Dataset records:
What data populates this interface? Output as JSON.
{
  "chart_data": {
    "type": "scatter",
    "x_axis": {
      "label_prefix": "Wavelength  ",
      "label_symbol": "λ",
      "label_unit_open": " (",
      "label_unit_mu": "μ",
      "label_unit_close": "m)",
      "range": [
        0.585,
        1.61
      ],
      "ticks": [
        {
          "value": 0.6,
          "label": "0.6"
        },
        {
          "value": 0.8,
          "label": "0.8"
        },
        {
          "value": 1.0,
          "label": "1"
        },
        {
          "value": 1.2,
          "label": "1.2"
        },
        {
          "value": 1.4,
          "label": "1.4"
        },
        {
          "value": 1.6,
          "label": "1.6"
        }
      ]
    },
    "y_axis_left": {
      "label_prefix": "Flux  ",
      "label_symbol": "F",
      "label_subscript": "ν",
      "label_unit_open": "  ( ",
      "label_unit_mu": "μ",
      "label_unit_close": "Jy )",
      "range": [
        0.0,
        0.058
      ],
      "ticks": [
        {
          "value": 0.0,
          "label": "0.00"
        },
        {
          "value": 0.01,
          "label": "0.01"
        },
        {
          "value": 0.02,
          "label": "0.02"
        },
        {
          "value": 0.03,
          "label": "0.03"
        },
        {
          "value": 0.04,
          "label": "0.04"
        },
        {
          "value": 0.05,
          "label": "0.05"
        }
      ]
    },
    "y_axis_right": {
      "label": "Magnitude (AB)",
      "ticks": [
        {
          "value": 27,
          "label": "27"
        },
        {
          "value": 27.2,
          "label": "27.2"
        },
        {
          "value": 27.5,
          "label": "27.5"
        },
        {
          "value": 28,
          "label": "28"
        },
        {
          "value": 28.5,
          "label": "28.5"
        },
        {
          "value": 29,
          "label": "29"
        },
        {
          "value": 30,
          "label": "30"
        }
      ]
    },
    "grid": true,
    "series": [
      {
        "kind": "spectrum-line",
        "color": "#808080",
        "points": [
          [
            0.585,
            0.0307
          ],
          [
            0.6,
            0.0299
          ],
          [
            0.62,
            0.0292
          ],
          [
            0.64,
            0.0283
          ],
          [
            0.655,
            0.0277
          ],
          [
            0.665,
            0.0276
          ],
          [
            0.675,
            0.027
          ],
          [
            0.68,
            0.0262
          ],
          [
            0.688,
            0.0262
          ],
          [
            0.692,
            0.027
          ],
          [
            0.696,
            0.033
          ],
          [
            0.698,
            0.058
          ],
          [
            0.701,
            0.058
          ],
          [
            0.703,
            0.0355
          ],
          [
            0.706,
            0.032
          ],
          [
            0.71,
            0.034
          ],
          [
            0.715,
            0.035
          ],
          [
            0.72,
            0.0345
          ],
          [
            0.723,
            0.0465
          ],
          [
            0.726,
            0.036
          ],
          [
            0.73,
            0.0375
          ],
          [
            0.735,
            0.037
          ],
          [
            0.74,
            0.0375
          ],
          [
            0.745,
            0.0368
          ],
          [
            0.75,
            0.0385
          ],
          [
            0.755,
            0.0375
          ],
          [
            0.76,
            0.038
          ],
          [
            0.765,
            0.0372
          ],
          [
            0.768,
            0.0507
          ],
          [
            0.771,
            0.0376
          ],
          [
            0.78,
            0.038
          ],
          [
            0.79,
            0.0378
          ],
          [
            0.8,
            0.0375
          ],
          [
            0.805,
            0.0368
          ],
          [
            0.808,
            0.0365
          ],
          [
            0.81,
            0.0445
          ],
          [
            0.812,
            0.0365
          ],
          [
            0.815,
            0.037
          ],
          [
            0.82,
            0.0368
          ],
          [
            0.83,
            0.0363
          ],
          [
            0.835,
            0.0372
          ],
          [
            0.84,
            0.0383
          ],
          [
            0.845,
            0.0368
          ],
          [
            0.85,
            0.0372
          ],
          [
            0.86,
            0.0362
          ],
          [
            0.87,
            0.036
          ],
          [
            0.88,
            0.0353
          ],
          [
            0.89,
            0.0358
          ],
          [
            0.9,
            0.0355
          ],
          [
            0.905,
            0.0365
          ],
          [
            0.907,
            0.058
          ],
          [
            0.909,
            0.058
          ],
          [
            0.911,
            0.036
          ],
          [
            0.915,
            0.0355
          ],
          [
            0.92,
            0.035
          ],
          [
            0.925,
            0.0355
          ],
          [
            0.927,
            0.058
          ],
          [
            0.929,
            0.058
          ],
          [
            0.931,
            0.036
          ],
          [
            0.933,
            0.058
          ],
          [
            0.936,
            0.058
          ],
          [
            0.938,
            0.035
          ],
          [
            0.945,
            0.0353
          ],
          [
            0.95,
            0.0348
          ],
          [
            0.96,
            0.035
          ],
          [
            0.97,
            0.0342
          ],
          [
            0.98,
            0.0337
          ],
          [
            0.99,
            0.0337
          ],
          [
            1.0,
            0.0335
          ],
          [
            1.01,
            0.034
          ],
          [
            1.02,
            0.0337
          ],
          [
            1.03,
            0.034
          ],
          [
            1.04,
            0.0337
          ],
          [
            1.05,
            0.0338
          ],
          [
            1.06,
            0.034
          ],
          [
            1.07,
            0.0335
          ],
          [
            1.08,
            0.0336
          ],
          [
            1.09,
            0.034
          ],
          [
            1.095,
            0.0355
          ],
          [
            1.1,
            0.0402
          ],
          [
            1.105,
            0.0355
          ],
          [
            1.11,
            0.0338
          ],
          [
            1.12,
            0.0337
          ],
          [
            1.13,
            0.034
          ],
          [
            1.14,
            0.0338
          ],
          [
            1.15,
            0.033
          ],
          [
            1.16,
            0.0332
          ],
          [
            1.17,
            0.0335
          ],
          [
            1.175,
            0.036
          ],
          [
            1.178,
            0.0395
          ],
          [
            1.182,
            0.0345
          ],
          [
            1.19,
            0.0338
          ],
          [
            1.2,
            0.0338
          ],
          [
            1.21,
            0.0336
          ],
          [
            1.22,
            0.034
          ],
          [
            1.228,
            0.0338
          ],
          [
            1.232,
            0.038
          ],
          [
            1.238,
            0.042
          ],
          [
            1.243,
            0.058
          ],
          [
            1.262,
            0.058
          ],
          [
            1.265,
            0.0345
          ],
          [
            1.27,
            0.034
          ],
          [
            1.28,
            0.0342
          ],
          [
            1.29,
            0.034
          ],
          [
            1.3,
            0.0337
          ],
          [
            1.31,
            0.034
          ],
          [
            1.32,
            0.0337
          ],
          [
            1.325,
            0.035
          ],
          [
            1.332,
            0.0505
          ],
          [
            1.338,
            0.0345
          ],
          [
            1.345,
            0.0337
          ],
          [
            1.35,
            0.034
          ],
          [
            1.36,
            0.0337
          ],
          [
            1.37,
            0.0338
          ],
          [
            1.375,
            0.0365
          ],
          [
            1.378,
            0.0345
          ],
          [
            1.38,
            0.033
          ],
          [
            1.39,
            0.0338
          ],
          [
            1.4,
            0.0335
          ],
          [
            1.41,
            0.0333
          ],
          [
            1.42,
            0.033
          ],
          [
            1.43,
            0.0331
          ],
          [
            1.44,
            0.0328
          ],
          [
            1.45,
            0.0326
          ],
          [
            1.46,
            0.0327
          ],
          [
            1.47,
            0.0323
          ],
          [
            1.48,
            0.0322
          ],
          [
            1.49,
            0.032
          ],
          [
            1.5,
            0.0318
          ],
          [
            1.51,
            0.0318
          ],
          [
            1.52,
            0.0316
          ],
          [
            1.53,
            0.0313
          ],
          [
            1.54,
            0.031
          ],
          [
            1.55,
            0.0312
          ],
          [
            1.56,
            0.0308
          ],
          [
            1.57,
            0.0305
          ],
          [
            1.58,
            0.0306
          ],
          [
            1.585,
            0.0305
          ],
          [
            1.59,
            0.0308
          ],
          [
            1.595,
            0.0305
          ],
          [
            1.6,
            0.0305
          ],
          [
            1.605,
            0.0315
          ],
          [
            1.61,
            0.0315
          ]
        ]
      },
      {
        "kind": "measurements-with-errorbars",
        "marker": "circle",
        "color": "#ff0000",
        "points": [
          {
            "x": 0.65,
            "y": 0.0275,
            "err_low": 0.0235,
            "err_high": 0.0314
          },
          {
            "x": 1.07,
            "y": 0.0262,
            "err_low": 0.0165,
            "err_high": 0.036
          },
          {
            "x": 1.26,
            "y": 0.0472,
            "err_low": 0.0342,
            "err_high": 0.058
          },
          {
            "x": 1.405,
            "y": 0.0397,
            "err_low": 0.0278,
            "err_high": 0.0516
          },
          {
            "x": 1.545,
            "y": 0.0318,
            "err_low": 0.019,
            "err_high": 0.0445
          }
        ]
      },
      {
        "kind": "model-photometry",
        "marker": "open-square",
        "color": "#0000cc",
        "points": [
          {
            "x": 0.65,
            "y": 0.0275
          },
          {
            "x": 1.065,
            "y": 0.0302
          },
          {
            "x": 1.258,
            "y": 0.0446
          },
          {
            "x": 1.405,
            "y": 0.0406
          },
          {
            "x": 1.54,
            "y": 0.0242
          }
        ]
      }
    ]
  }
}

Direction: Using the records above, pull out each line where the word "color" occurs.

Correct answer:
        "color": "#808080",
        "color": "#ff0000",
        "color": "#0000cc",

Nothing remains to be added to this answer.